* [GIVEN EXERCISE] In the records below, pick out all lines containing the word "носителе".

### DATASET

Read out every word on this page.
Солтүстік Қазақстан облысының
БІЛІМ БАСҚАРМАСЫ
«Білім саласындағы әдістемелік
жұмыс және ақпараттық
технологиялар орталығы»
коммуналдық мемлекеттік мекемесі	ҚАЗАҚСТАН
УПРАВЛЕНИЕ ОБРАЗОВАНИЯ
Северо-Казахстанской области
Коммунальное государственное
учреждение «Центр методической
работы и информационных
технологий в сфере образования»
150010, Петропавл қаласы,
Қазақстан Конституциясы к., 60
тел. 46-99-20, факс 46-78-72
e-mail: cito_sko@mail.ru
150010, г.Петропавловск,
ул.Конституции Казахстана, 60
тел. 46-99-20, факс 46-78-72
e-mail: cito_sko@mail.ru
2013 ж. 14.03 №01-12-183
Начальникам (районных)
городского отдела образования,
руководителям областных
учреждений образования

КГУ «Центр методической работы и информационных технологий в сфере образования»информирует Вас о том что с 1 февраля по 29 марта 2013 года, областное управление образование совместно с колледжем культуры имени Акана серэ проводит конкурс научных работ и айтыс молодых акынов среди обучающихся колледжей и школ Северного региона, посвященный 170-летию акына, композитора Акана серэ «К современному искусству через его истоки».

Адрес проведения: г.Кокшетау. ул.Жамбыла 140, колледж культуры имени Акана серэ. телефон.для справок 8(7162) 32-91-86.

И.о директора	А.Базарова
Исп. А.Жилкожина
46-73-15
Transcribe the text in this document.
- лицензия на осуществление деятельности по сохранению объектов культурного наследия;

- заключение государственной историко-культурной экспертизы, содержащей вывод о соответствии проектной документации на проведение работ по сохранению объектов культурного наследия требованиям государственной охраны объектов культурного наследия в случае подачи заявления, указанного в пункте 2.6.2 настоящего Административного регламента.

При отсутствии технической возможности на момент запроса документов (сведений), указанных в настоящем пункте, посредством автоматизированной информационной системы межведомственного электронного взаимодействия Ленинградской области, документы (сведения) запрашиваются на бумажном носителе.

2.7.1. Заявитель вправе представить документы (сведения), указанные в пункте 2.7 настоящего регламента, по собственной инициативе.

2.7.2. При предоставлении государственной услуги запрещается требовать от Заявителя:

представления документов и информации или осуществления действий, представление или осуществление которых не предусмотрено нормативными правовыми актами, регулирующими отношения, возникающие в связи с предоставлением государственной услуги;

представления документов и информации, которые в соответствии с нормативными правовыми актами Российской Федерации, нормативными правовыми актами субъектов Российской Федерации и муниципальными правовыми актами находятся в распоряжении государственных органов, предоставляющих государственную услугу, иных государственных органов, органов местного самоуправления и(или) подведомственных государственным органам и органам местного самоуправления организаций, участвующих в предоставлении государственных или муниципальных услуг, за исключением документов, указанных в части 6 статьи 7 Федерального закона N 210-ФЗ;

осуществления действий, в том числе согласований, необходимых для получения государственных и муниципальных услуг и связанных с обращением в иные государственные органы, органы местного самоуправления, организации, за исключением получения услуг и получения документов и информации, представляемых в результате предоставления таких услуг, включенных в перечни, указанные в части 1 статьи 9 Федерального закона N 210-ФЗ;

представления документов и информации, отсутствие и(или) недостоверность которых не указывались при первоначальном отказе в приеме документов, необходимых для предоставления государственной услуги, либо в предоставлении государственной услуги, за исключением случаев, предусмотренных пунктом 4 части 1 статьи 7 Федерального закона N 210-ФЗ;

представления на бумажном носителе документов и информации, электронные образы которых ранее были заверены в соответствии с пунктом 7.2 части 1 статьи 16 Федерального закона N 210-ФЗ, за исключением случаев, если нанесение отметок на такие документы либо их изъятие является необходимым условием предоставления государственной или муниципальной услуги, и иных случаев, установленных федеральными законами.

######
### DATASET

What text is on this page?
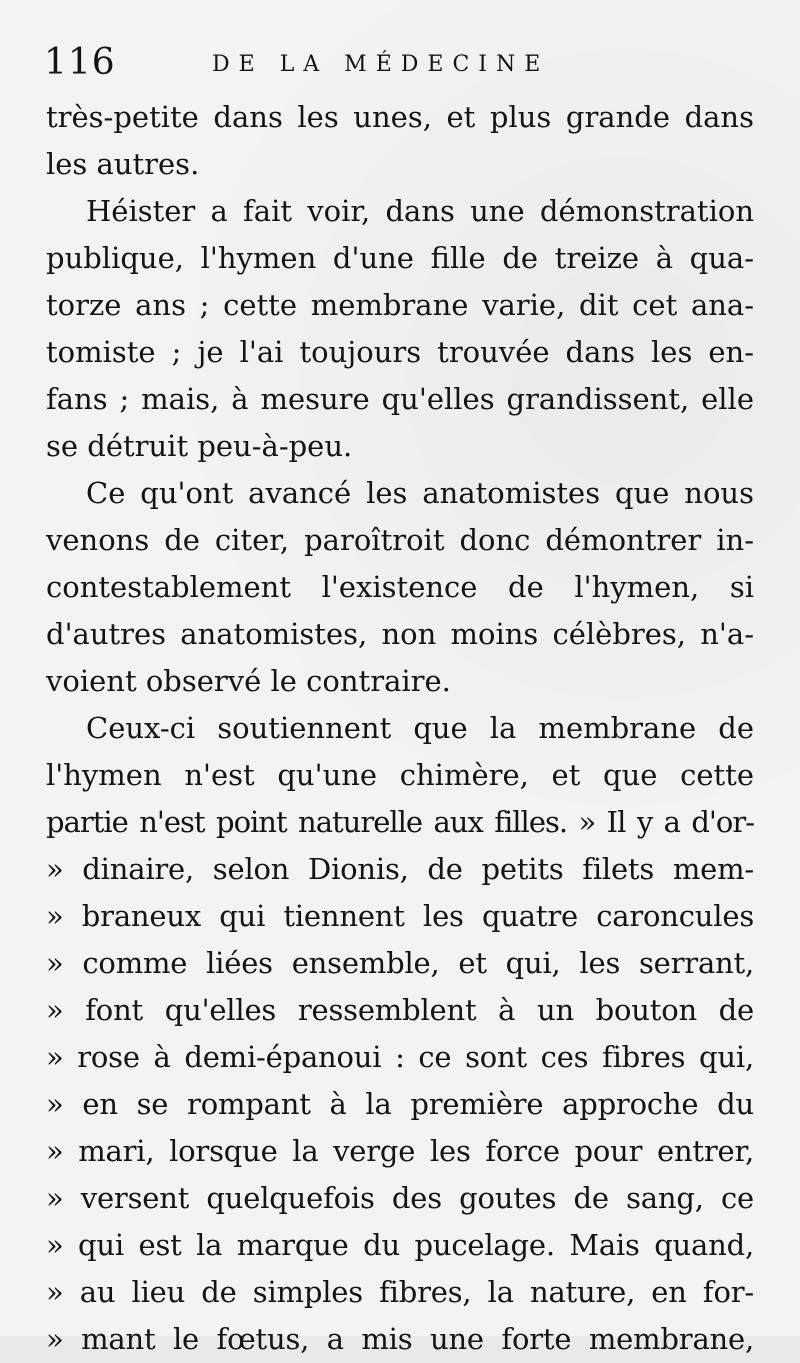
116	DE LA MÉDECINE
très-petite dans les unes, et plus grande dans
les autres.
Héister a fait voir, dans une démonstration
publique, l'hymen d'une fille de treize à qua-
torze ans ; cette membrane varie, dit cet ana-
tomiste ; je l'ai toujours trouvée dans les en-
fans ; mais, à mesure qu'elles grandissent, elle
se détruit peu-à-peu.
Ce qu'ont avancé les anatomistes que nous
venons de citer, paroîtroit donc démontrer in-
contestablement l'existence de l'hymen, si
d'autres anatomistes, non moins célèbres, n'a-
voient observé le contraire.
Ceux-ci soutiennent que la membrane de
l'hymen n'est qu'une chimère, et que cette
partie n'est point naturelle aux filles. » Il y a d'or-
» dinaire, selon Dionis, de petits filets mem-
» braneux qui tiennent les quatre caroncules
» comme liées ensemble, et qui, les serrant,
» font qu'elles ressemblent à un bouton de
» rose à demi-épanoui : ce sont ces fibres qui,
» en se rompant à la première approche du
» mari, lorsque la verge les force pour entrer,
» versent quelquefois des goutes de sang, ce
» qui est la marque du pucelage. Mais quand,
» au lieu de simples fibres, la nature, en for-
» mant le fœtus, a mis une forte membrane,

######

* [THE RESULT]
При отсутствии технической возможности на момент запроса документов (сведений), указанных в настоящем пункте, посредством автоматизированной информационной системы межведомственного электронного взаимодействия Ленинградской области, документы (сведения) запрашиваются на бумажном носителе.
представления на бумажном носителе документов и информации, электронные образы которых ранее были заверены в соответствии с пунктом 7.2 части 1 статьи 16 Федерального закона N 210-ФЗ, за исключением случаев, если нанесение отметок на такие документы либо их изъятие является необходимым условием предоставления государственной или муниципальной услуги, и иных случаев, установленных федеральными законами.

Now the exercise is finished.